(Stored data entries)
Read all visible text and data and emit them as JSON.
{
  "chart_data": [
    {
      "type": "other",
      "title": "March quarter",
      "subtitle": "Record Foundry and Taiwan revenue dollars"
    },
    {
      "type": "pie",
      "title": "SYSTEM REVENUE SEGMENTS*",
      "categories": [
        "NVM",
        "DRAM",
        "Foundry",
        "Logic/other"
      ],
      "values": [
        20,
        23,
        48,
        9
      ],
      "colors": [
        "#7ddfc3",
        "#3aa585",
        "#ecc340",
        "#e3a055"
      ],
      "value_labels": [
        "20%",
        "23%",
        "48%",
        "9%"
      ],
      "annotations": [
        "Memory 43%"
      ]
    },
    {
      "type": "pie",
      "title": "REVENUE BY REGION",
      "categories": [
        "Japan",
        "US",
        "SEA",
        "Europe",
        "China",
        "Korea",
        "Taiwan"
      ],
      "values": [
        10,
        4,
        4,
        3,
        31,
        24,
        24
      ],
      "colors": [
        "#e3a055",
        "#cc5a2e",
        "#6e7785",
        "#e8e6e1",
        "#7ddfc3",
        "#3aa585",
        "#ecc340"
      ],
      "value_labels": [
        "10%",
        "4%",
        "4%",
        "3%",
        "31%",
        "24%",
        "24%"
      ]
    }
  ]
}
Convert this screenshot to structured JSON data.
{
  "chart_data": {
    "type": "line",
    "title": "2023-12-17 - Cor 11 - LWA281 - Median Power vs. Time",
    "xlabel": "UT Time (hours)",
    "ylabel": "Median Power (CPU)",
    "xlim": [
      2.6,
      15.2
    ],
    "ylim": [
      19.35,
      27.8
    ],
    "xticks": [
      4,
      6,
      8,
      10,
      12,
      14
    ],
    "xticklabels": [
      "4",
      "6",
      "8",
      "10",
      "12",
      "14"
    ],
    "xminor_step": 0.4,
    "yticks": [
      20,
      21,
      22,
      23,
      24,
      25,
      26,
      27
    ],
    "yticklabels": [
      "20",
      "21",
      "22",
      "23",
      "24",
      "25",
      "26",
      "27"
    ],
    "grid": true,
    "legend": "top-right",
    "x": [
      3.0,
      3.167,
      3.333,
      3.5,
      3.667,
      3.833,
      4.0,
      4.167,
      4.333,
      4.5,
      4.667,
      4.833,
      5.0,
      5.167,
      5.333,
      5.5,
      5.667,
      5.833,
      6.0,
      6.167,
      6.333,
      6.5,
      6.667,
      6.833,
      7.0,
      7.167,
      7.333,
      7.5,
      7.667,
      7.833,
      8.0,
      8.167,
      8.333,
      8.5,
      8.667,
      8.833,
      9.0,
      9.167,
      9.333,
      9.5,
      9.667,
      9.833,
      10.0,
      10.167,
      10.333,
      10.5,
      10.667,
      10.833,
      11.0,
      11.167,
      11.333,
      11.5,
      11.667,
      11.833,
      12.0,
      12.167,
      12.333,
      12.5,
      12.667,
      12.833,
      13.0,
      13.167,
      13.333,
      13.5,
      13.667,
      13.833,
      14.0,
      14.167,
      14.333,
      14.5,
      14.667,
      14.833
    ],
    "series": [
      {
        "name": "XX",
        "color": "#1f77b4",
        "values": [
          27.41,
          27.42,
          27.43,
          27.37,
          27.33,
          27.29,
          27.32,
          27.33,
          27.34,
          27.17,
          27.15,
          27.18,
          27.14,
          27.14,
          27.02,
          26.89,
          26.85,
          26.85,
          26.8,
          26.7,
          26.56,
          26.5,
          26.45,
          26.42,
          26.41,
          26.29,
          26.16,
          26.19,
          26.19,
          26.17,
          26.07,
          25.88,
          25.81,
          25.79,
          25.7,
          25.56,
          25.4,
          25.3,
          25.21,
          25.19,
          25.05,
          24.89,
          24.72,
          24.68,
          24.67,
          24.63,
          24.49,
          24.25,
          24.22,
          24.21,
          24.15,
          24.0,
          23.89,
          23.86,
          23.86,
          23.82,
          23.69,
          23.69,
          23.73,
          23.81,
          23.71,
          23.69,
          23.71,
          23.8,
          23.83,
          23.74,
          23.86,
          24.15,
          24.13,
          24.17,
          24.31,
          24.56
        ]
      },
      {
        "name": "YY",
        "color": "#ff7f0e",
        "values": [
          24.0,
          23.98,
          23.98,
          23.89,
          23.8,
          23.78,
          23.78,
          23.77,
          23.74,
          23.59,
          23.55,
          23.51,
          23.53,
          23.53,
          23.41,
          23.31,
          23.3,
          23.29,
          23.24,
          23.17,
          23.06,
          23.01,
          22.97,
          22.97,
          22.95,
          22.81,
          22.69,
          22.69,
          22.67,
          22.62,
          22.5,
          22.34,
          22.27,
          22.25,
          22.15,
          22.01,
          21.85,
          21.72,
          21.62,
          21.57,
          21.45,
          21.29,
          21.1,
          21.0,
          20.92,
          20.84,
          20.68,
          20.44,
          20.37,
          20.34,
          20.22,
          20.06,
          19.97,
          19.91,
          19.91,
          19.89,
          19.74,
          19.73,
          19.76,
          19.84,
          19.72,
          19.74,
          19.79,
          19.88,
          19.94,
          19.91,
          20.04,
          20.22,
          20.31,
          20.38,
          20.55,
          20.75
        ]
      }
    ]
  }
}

*WHAT TO WORK ON*
From the listing, copy every line where the string "type" appears.

*RESULT*
      "type": "other",
      "type": "pie",
      "type": "pie",
    "type": "line",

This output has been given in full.